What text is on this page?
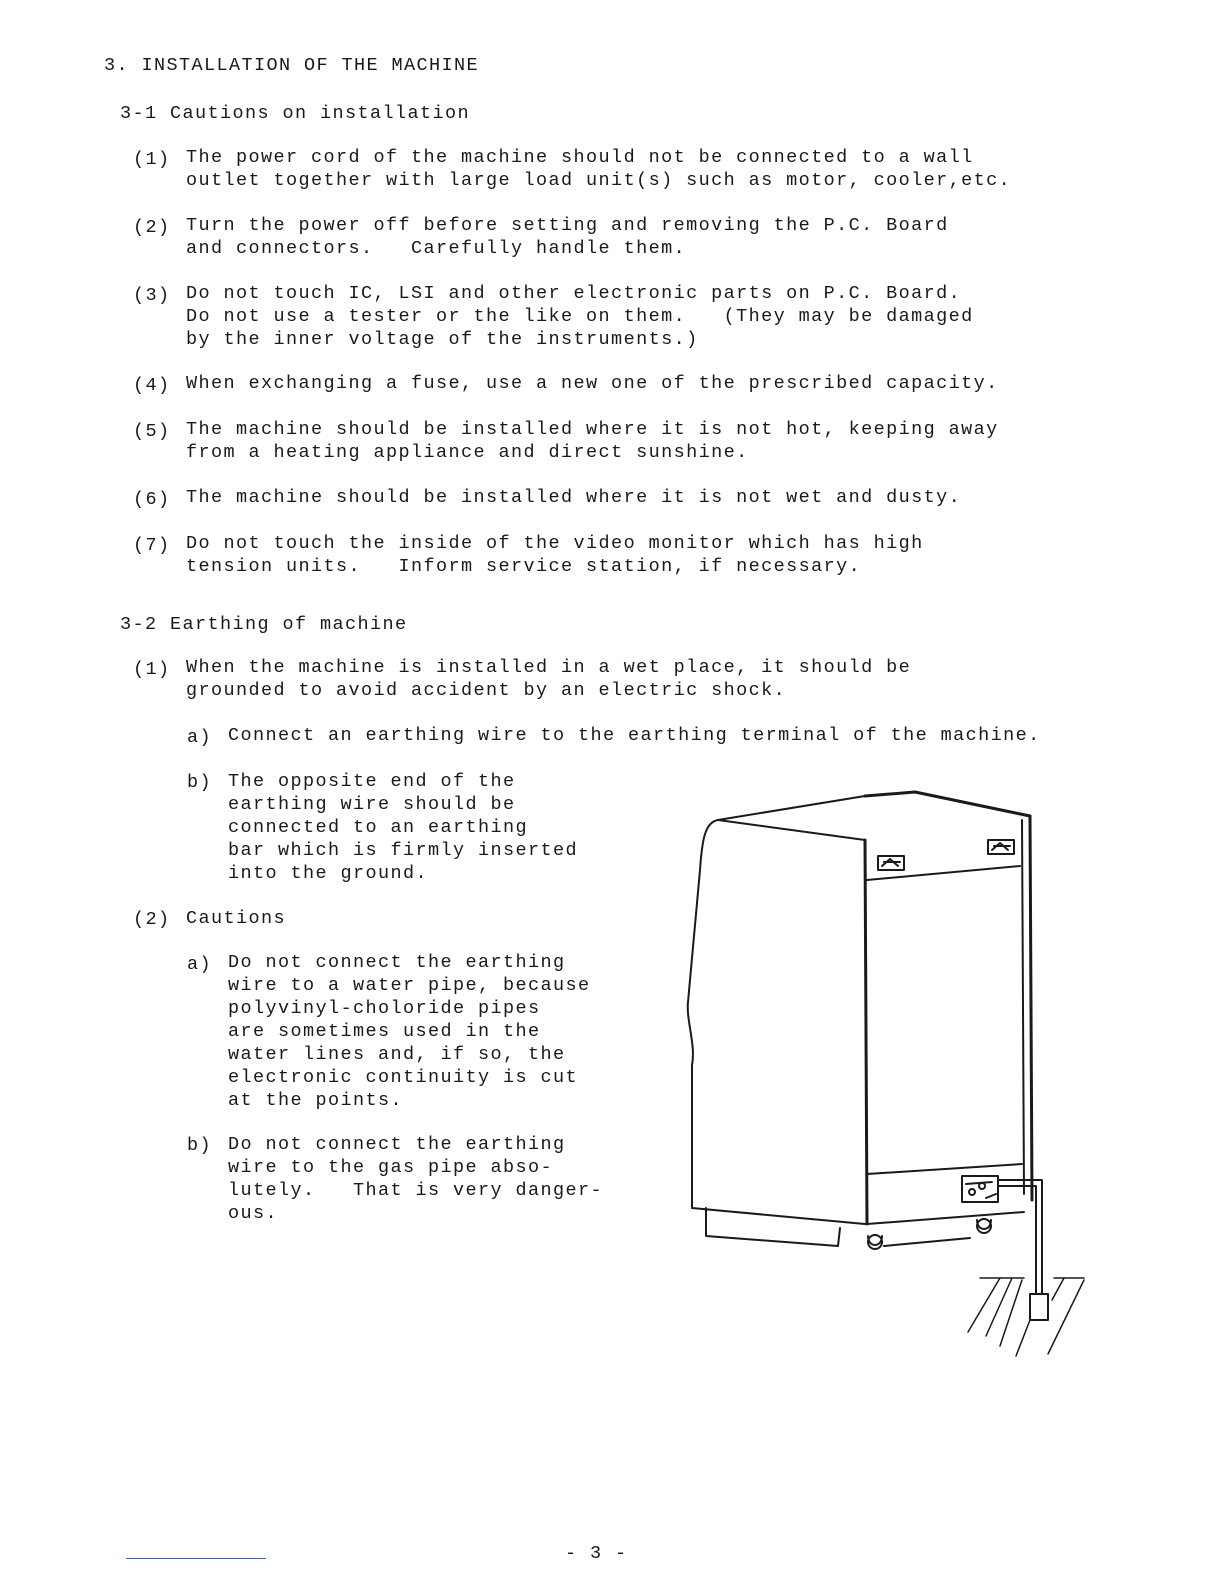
3. INSTALLATION OF THE MACHINE

3-1 Cautions on installation

(1) The power cord of the machine should not be connected to a wall

outlet together with large load unit(s) such as motor, cooler,etc.

(2) Turn the power off before setting and removing the P.C. Board

and connectors.   Carefully handle them.

(3) Do not touch IC, LSI and other electronic parts on P.C. Board.

Do not use a tester or the like on them.   (They may be damaged

by the inner voltage of the instruments.)

(4) When exchanging a fuse, use a new one of the prescribed capacity.

(5) The machine should be installed where it is not hot, keeping away

from a heating appliance and direct sunshine.

(6) The machine should be installed where it is not wet and dusty.

(7) Do not touch the inside of the video monitor which has high

tension units.   Inform service station, if necessary.

3-2 Earthing of machine

(1) When the machine is installed in a wet place, it should be

grounded to avoid accident by an electric shock.

a) Connect an earthing wire to the earthing terminal of the machine.

b) The opposite end of the

earthing wire should be

connected to an earthing

bar which is firmly inserted

into the ground.

(2) Cautions

a) Do not connect the earthing

wire to a water pipe, because

polyvinyl-choloride pipes

are sometimes used in the

water lines and, if so, the

electronic continuity is cut

at the points.

b) Do not connect the earthing

wire to the gas pipe abso-

lutely.   That is very danger-

ous.

- 3 -
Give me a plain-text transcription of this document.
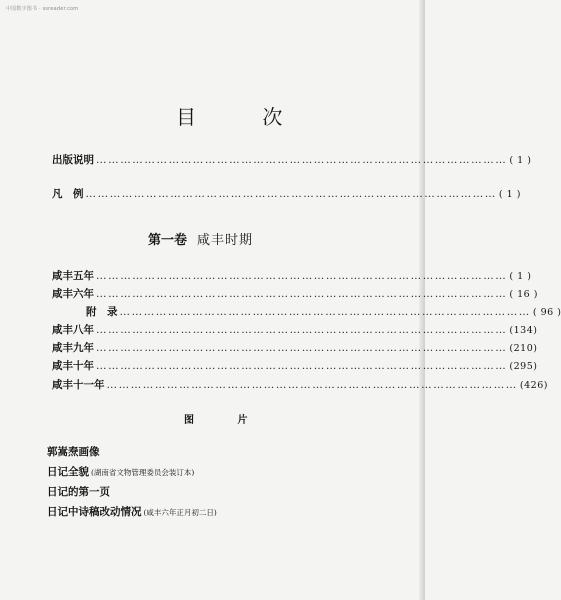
中国数字图书 · ssreader.com
目 次
出版说明 ………………………………………………………………………………………… ( 1 )
凡　例 ………………………………………………………………………………………… ( 1 )
第一卷 咸丰时期
咸丰五年 ………………………………………………………………………………………… ( 1 )
咸丰六年 ………………………………………………………………………………………… ( 16 )
附　录 ………………………………………………………………………………………… ( 96 )
咸丰八年 ………………………………………………………………………………………… (134)
咸丰九年 ………………………………………………………………………………………… (210)
咸丰十年 ………………………………………………………………………………………… (295)
咸丰十一年 ………………………………………………………………………………………… (426)
图 片
郭嵩焘画像
日记全貌 (湖南省文物管理委员会装订本)
日记的第一页
日记中诗稿改动情况 (咸丰六年正月初二日)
+ + +
> **Written exercise**
Reproduce the listing above exactly, excluding all pictures.

> **Exercise solution**
What text is on this page?
3. INSTALLATION OF THE MACHINE

3-1 Cautions on installation

(1) The power cord of the machine should not be connected to a wall

outlet together with large load unit(s) such as motor, cooler,etc.

(2) Turn the power off before setting and removing the P.C. Board

and connectors.   Carefully handle them.

(3) Do not touch IC, LSI and other electronic parts on P.C. Board.

Do not use a tester or the like on them.   (They may be damaged

by the inner voltage of the instruments.)

(4) When exchanging a fuse, use a new one of the prescribed capacity.

(5) The machine should be installed where it is not hot, keeping away

from a heating appliance and direct sunshine.

(6) The machine should be installed where it is not wet and dusty.

(7) Do not touch the inside of the video monitor which has high

tension units.   Inform service station, if necessary.

3-2 Earthing of machine

(1) When the machine is installed in a wet place, it should be

grounded to avoid accident by an electric shock.

a) Connect an earthing wire to the earthing terminal of the machine.

b) The opposite end of the

earthing wire should be

connected to an earthing

bar which is firmly inserted

into the ground.

(2) Cautions

a) Do not connect the earthing

wire to a water pipe, because

polyvinyl-choloride pipes

are sometimes used in the

water lines and, if so, the

electronic continuity is cut

at the points.

b) Do not connect the earthing

wire to the gas pipe abso-

lutely.   That is very danger-

ous.

- 3 -
Give me a plain-text transcription of this document.
中国数字图书 · ssreader.com
目 次
出版说明 ………………………………………………………………………………………… ( 1 )
凡　例 ………………………………………………………………………………………… ( 1 )
第一卷 咸丰时期
咸丰五年 ………………………………………………………………………………………… ( 1 )
咸丰六年 ………………………………………………………………………………………… ( 16 )
附　录 ………………………………………………………………………………………… ( 96 )
咸丰八年 ………………………………………………………………………………………… (134)
咸丰九年 ………………………………………………………………………………………… (210)
咸丰十年 ………………………………………………………………………………………… (295)
咸丰十一年 ………………………………………………………………………………………… (426)
图 片
郭嵩焘画像
日记全貌 (湖南省文物管理委员会装订本)
日记的第一页
日记中诗稿改动情况 (咸丰六年正月初二日)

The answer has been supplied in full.